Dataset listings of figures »
_____

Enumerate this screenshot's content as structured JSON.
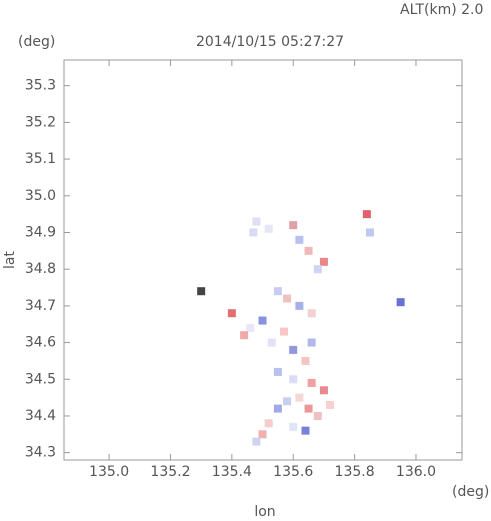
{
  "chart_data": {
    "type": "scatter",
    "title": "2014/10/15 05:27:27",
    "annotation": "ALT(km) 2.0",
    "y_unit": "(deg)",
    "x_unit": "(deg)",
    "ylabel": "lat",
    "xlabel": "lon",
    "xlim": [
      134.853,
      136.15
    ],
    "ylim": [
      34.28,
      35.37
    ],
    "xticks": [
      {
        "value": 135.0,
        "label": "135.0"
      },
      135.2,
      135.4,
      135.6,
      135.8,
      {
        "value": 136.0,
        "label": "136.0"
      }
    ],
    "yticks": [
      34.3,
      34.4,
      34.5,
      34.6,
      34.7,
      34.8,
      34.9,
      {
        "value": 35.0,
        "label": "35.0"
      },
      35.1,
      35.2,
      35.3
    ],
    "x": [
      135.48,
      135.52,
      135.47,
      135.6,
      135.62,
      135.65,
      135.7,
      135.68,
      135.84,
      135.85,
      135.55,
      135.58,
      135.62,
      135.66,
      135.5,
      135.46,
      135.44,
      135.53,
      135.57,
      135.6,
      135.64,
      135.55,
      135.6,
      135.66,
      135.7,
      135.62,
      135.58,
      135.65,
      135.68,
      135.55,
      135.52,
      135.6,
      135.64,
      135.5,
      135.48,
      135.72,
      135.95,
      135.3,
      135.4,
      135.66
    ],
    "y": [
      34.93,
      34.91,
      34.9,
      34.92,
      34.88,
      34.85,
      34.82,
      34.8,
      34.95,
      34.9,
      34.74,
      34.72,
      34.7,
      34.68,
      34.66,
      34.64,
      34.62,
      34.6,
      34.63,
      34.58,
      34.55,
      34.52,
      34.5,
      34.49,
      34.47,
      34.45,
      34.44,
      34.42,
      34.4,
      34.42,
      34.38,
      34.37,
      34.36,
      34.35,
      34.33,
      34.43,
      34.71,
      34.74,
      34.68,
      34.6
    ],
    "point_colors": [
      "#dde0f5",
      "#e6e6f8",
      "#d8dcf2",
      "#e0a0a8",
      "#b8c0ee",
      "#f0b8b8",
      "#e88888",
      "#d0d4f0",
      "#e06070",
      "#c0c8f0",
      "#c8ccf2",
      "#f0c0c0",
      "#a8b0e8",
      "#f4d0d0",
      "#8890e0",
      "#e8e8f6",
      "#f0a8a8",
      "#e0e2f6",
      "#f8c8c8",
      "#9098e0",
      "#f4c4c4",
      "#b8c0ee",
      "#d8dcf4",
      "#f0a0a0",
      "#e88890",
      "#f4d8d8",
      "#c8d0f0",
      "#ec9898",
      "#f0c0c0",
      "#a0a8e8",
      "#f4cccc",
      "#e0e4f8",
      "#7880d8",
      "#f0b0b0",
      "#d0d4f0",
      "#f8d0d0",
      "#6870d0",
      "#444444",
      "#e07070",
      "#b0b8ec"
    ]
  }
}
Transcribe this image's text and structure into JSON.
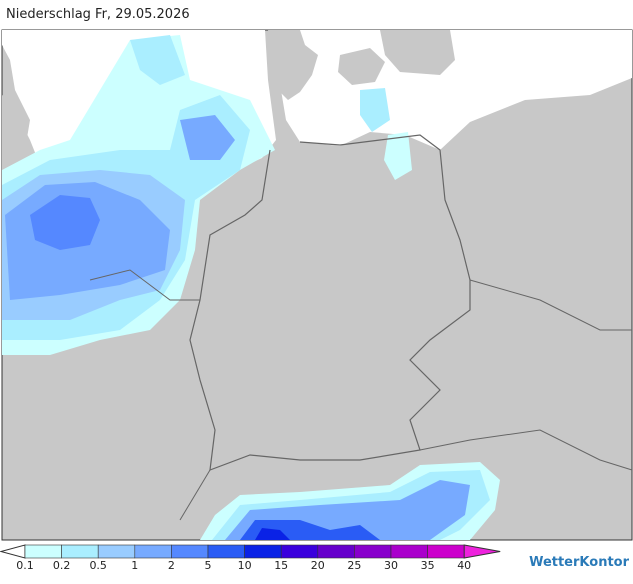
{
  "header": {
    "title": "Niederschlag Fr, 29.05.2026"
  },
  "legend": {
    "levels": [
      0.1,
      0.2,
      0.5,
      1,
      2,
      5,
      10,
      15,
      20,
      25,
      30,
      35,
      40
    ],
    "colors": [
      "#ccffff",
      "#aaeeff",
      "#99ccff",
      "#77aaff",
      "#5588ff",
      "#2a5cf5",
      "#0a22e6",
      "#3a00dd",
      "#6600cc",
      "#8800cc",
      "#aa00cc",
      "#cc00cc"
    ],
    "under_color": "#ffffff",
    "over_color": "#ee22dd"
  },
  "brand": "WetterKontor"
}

_____

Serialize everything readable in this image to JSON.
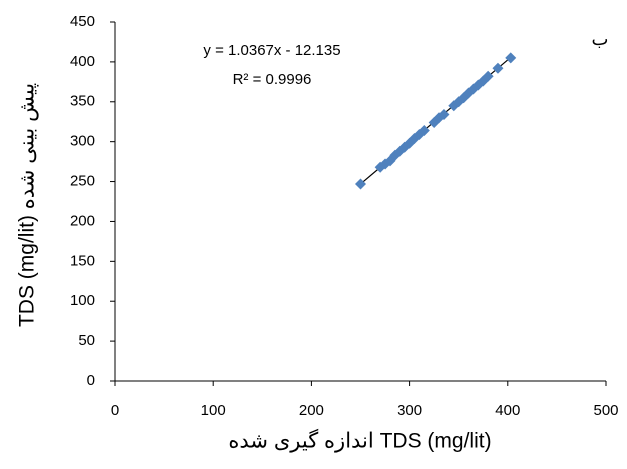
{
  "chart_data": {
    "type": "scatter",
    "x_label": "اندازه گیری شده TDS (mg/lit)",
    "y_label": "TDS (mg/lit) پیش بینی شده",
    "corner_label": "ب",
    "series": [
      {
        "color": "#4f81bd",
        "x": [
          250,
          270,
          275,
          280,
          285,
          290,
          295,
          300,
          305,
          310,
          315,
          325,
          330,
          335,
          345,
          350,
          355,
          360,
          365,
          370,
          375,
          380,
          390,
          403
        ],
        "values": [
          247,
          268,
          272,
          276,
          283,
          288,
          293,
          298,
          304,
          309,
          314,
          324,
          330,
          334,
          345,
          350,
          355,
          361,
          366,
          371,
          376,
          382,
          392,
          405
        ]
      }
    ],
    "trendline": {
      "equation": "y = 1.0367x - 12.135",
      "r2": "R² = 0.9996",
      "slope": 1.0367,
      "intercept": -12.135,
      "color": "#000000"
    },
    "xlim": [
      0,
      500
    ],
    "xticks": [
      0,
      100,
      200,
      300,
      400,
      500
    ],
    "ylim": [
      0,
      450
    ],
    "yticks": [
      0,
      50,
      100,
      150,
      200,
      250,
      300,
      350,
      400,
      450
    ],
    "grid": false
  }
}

_____

Given request »
Return each line of the listing that holds the string "JSON".

The output »
Enumerate this screenshot's content as structured JSON.
Transcribe this image's text and structure into JSON.
Serialize everything readable in this image to JSON.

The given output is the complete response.